>>>

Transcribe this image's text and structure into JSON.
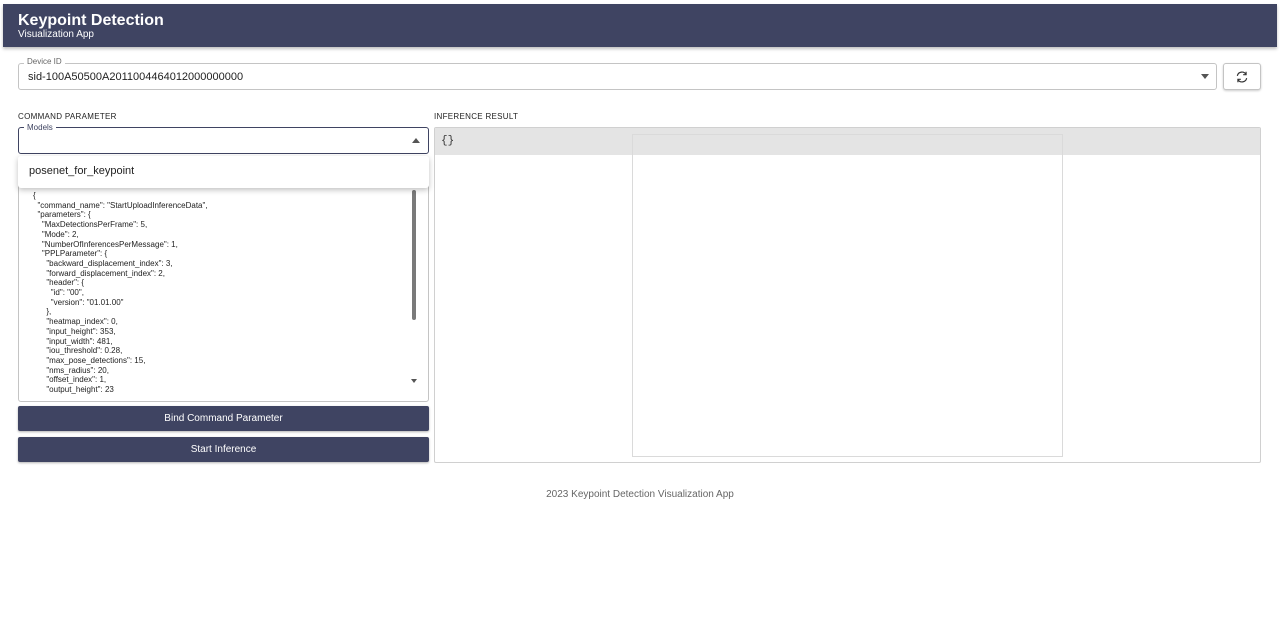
{
  "header": {
    "title": "Keypoint Detection",
    "subtitle": "Visualization App"
  },
  "device": {
    "label": "Device ID",
    "value": "sid-100A50500A2011004464012000000000",
    "refresh_icon": "refresh-icon"
  },
  "command_parameter": {
    "section_label": "COMMAND PARAMETER",
    "models_label": "Models",
    "models_value": "",
    "dropdown_options": [
      "posenet_for_keypoint"
    ],
    "json_text": "{\n  \"command_name\": \"StartUploadInferenceData\",\n  \"parameters\": {\n    \"MaxDetectionsPerFrame\": 5,\n    \"Mode\": 2,\n    \"NumberOfInferencesPerMessage\": 1,\n    \"PPLParameter\": {\n      \"backward_displacement_index\": 3,\n      \"forward_displacement_index\": 2,\n      \"header\": {\n        \"id\": \"00\",\n        \"version\": \"01.01.00\"\n      },\n      \"heatmap_index\": 0,\n      \"input_height\": 353,\n      \"input_width\": 481,\n      \"iou_threshold\": 0.28,\n      \"max_pose_detections\": 15,\n      \"nms_radius\": 20,\n      \"offset_index\": 1,\n      \"output_height\": 23"
  },
  "buttons": {
    "bind": "Bind Command Parameter",
    "start": "Start Inference"
  },
  "inference_result": {
    "section_label": "INFERENCE RESULT",
    "json_preview": "{}"
  },
  "footer": {
    "text": "2023 Keypoint Detection Visualization App"
  },
  "colors": {
    "primary": "#3f4462",
    "result_bar": "#e4e4e4"
  }
}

<<<

CHALLENGE ▸ Exclude the images, then output the data above word for word.

WRITTEN ANSWER ▸
Transcribe this image's text and structure into JSON.
{
  "header": {
    "title": "Keypoint Detection",
    "subtitle": "Visualization App"
  },
  "device": {
    "label": "Device ID",
    "value": "sid-100A50500A2011004464012000000000",
    "refresh_icon": "refresh-icon"
  },
  "command_parameter": {
    "section_label": "COMMAND PARAMETER",
    "models_label": "Models",
    "models_value": "",
    "dropdown_options": [
      "posenet_for_keypoint"
    ],
    "json_text": "{\n  \"command_name\": \"StartUploadInferenceData\",\n  \"parameters\": {\n    \"MaxDetectionsPerFrame\": 5,\n    \"Mode\": 2,\n    \"NumberOfInferencesPerMessage\": 1,\n    \"PPLParameter\": {\n      \"backward_displacement_index\": 3,\n      \"forward_displacement_index\": 2,\n      \"header\": {\n        \"id\": \"00\",\n        \"version\": \"01.01.00\"\n      },\n      \"heatmap_index\": 0,\n      \"input_height\": 353,\n      \"input_width\": 481,\n      \"iou_threshold\": 0.28,\n      \"max_pose_detections\": 15,\n      \"nms_radius\": 20,\n      \"offset_index\": 1,\n      \"output_height\": 23"
  },
  "buttons": {
    "bind": "Bind Command Parameter",
    "start": "Start Inference"
  },
  "inference_result": {
    "section_label": "INFERENCE RESULT",
    "json_preview": "{}"
  },
  "footer": {
    "text": "2023 Keypoint Detection Visualization App"
  },
  "colors": {
    "primary": "#3f4462",
    "result_bar": "#e4e4e4"
  }
}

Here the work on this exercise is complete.